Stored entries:
----------
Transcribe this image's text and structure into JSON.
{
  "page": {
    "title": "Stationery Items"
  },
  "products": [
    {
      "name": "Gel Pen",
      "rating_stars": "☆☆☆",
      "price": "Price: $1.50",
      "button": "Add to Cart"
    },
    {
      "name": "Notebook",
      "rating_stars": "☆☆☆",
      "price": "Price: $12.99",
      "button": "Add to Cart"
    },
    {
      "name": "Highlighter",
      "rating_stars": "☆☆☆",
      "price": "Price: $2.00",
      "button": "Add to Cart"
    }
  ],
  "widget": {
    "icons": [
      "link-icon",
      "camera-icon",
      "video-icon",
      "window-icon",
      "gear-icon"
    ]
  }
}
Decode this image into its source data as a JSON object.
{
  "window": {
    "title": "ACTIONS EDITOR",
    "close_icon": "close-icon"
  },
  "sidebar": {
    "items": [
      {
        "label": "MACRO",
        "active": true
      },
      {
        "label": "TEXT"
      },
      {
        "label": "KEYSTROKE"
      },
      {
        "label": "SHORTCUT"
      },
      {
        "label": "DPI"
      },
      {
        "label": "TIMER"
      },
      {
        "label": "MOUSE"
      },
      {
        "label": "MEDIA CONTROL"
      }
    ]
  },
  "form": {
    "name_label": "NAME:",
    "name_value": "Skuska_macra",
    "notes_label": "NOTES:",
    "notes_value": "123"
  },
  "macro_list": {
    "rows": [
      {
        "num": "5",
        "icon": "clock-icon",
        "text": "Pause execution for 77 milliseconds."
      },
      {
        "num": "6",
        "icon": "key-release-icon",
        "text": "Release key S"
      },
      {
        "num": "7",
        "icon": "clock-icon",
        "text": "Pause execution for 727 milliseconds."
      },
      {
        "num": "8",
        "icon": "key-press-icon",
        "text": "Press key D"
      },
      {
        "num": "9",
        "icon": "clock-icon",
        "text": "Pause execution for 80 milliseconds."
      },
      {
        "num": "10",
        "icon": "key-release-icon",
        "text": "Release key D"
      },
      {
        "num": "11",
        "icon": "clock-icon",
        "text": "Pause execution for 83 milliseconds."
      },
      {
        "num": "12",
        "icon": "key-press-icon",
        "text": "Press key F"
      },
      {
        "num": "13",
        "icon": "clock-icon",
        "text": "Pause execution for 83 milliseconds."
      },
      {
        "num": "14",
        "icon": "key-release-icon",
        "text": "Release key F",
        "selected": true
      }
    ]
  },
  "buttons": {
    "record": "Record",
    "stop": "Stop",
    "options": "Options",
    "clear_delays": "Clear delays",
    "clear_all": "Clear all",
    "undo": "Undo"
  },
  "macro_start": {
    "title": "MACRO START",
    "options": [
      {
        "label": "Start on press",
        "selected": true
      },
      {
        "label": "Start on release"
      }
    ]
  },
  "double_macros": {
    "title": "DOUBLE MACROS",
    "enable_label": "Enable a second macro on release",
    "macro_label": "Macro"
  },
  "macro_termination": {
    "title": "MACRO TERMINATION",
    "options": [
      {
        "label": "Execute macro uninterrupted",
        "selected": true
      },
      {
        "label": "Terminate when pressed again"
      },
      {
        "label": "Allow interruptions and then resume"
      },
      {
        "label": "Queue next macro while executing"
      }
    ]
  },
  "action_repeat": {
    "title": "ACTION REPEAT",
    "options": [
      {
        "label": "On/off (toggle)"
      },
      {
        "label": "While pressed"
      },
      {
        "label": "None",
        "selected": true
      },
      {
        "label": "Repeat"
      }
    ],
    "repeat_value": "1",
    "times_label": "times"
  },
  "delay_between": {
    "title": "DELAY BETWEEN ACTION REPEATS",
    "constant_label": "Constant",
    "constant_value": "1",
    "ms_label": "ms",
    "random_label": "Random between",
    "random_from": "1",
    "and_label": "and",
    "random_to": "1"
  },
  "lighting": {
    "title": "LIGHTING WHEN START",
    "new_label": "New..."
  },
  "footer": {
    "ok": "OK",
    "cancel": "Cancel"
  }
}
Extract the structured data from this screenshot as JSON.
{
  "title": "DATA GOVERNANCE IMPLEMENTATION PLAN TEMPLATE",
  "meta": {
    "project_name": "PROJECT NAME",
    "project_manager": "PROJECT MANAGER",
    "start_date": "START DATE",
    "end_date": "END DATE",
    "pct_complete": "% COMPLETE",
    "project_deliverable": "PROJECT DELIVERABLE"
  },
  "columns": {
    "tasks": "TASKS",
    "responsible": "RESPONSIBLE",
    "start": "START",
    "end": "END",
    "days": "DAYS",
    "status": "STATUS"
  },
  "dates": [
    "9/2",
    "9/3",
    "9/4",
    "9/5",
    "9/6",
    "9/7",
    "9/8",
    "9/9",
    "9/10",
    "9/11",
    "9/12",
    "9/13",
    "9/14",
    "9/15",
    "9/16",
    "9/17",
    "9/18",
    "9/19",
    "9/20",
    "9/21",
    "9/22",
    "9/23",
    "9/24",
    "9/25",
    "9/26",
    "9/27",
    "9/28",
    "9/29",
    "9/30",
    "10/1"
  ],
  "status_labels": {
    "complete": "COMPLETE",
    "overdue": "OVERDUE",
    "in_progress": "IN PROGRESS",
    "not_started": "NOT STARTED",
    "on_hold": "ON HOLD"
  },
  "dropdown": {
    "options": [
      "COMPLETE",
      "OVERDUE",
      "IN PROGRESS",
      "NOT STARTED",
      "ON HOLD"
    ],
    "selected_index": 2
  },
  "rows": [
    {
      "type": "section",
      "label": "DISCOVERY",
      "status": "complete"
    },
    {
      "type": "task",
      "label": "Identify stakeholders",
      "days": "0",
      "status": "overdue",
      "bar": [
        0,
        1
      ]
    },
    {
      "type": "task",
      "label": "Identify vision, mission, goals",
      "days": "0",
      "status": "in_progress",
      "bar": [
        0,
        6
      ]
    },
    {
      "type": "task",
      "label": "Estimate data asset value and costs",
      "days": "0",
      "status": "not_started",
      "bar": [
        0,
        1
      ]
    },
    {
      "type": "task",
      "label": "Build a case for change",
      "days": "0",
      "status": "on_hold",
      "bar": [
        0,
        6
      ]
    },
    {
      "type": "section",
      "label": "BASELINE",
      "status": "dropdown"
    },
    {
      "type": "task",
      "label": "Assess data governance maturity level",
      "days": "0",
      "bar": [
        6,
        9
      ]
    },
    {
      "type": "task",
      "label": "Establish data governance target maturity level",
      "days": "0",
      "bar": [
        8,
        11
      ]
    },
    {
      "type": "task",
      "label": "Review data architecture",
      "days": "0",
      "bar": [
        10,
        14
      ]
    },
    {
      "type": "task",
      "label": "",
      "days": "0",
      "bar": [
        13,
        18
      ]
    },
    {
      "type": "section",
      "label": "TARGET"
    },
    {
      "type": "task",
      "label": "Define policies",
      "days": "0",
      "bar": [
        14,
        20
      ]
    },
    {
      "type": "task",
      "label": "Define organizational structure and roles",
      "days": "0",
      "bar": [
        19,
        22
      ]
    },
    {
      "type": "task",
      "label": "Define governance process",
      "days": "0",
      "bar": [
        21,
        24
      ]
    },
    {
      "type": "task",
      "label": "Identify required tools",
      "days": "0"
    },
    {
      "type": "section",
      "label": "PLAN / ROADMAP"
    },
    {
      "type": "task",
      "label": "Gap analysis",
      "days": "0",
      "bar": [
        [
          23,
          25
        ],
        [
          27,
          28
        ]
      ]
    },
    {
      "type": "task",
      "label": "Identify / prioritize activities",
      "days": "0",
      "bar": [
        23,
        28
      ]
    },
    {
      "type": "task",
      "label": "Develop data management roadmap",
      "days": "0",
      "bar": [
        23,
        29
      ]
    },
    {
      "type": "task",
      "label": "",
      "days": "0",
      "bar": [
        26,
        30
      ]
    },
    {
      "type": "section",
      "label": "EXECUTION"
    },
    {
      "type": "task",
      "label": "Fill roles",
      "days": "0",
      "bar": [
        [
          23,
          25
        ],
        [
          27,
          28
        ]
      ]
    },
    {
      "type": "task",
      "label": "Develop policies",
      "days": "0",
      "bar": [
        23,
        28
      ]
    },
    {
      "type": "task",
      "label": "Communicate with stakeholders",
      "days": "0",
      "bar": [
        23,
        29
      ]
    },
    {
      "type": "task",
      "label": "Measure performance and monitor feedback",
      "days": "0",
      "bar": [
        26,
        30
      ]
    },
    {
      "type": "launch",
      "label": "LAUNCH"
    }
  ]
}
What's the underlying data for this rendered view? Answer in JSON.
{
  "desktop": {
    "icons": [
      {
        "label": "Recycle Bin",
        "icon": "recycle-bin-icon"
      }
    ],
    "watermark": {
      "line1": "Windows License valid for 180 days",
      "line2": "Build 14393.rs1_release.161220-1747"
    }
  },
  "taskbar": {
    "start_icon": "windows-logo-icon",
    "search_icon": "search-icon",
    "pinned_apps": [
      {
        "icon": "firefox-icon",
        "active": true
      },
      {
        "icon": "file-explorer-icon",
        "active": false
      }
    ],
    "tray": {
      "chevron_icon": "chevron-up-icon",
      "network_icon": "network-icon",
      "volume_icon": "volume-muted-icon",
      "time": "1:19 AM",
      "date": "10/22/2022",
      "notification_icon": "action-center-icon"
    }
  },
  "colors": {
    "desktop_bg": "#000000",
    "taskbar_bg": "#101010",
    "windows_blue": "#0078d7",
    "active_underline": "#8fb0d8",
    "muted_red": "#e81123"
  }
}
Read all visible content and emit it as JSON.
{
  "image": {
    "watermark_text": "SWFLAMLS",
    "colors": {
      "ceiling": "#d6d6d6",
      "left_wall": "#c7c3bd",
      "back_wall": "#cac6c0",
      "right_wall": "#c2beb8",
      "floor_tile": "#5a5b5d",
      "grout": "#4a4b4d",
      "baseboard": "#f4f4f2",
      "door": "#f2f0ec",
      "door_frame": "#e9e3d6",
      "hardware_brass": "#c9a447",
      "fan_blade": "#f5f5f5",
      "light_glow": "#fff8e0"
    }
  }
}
----------
### [Given exercise]
Write out the lines above from the one containing "Read all visible content and emit it as JSON." through the last, exactly as they are.

### [Written answer]
Read all visible content and emit it as JSON.
{
  "image": {
    "watermark_text": "SWFLAMLS",
    "colors": {
      "ceiling": "#d6d6d6",
      "left_wall": "#c7c3bd",
      "back_wall": "#cac6c0",
      "right_wall": "#c2beb8",
      "floor_tile": "#5a5b5d",
      "grout": "#4a4b4d",
      "baseboard": "#f4f4f2",
      "door": "#f2f0ec",
      "door_frame": "#e9e3d6",
      "hardware_brass": "#c9a447",
      "fan_blade": "#f5f5f5",
      "light_glow": "#fff8e0"
    }
  }
}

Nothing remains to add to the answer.